*** Listed entries ***
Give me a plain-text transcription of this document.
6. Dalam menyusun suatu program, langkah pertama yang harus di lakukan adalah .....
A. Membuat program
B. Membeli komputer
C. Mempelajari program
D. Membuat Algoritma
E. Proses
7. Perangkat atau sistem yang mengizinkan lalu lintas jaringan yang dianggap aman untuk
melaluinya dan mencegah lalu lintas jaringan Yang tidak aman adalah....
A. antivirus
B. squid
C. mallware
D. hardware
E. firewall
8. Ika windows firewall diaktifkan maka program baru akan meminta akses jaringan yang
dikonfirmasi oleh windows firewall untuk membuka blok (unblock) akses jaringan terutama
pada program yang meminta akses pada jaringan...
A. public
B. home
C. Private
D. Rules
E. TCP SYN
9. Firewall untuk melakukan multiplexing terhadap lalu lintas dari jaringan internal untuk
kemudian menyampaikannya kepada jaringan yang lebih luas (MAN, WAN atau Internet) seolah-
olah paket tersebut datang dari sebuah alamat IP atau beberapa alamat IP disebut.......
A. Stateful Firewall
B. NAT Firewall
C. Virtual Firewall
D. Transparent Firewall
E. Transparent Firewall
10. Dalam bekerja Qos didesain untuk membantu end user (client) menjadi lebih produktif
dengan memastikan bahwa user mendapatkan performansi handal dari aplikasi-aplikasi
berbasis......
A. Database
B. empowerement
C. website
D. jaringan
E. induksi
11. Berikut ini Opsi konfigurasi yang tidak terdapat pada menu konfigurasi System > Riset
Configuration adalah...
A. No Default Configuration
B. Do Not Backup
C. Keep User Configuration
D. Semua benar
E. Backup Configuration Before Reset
*** End of Listed entries ***
Problem to work on: Print the material in full. Keep it exactly as it is.

Output of the exercise:
Give me a plain-text transcription of this document.
6. Dalam menyusun suatu program, langkah pertama yang harus di lakukan adalah .....
A. Membuat program
B. Membeli komputer
C. Mempelajari program
D. Membuat Algoritma
E. Proses
7. Perangkat atau sistem yang mengizinkan lalu lintas jaringan yang dianggap aman untuk
melaluinya dan mencegah lalu lintas jaringan Yang tidak aman adalah....
A. antivirus
B. squid
C. mallware
D. hardware
E. firewall
8. Ika windows firewall diaktifkan maka program baru akan meminta akses jaringan yang
dikonfirmasi oleh windows firewall untuk membuka blok (unblock) akses jaringan terutama
pada program yang meminta akses pada jaringan...
A. public
B. home
C. Private
D. Rules
E. TCP SYN
9. Firewall untuk melakukan multiplexing terhadap lalu lintas dari jaringan internal untuk
kemudian menyampaikannya kepada jaringan yang lebih luas (MAN, WAN atau Internet) seolah-
olah paket tersebut datang dari sebuah alamat IP atau beberapa alamat IP disebut.......
A. Stateful Firewall
B. NAT Firewall
C. Virtual Firewall
D. Transparent Firewall
E. Transparent Firewall
10. Dalam bekerja Qos didesain untuk membantu end user (client) menjadi lebih produktif
dengan memastikan bahwa user mendapatkan performansi handal dari aplikasi-aplikasi
berbasis......
A. Database
B. empowerement
C. website
D. jaringan
E. induksi
11. Berikut ini Opsi konfigurasi yang tidak terdapat pada menu konfigurasi System > Riset
Configuration adalah...
A. No Default Configuration
B. Do Not Backup
C. Keep User Configuration
D. Semua benar
E. Backup Configuration Before Reset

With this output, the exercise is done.